# [THE EXERCISE]
Please list all lines of the material below in which the string "的坐标为" occurs.

-----

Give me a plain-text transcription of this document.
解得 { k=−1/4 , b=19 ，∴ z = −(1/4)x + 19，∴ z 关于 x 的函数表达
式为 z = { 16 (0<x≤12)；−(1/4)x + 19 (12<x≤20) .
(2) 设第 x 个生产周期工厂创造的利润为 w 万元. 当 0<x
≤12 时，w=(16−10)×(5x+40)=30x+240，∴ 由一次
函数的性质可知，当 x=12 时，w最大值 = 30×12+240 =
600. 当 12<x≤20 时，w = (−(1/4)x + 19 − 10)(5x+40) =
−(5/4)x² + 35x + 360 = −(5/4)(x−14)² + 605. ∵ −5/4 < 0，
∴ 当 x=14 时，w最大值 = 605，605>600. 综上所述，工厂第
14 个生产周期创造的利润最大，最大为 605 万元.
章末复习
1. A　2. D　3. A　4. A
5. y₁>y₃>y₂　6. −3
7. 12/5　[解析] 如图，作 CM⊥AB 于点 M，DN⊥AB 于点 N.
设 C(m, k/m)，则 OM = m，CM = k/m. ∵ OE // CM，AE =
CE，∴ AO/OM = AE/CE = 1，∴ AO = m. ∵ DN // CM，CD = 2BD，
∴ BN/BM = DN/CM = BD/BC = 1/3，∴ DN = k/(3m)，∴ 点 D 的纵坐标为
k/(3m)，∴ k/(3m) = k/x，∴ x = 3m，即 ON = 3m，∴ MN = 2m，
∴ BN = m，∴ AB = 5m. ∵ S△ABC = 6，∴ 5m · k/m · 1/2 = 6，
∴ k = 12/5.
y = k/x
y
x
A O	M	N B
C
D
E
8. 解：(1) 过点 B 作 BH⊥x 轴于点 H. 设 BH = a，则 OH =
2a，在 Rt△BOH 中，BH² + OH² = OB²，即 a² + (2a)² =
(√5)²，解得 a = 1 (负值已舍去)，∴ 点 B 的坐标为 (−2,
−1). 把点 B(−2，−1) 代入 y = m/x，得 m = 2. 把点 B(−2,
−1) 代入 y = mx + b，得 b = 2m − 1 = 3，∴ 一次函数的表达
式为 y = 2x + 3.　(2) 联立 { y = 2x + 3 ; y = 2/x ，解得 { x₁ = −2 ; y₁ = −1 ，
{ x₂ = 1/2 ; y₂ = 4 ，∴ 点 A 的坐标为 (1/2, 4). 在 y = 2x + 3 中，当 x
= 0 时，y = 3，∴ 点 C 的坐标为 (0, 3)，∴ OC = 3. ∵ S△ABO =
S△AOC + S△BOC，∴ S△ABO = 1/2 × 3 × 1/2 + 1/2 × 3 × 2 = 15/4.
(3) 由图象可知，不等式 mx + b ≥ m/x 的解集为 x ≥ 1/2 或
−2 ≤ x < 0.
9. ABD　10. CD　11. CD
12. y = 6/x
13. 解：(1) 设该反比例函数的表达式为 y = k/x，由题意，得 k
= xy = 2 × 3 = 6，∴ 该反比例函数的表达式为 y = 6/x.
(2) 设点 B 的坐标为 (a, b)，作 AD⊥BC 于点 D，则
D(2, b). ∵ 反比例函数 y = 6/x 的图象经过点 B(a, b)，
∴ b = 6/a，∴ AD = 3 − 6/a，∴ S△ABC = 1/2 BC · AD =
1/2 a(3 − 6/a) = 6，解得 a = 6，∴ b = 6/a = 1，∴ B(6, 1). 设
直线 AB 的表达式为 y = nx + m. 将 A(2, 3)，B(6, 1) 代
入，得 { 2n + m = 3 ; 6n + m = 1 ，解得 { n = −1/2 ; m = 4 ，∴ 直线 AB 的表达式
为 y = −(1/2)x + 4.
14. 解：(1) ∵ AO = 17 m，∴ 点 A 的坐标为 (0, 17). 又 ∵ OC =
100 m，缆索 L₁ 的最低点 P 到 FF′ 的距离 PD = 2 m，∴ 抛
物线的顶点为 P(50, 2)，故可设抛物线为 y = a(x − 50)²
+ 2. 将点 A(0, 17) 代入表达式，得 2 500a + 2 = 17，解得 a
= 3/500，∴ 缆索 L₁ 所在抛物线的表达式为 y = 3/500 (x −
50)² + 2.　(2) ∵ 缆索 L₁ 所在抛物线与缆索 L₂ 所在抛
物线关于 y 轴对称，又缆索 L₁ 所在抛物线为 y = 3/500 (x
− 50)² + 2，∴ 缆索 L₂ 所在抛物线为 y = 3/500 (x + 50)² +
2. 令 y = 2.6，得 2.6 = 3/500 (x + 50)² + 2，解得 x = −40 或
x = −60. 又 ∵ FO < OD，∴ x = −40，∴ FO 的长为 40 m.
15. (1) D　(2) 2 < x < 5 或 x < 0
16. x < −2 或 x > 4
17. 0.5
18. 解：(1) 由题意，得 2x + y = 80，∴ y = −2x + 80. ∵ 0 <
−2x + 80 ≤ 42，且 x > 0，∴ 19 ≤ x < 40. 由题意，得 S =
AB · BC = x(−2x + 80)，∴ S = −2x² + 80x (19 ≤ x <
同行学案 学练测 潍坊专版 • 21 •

-----

# [EXERCISE RESULT]
(√5)²，解得 a = 1 (负值已舍去)，∴ 点 B 的坐标为 (−2,
{ x₂ = 1/2 ; y₂ = 4 ，∴ 点 A 的坐标为 (1/2, 4). 在 y = 2x + 3 中，当 x
= 0 时，y = 3，∴ 点 C 的坐标为 (0, 3)，∴ OC = 3. ∵ S△ABO =
(2) 设点 B 的坐标为 (a, b)，作 AD⊥BC 于点 D，则
14. 解：(1) ∵ AO = 17 m，∴ 点 A 的坐标为 (0, 17). 又 ∵ OC =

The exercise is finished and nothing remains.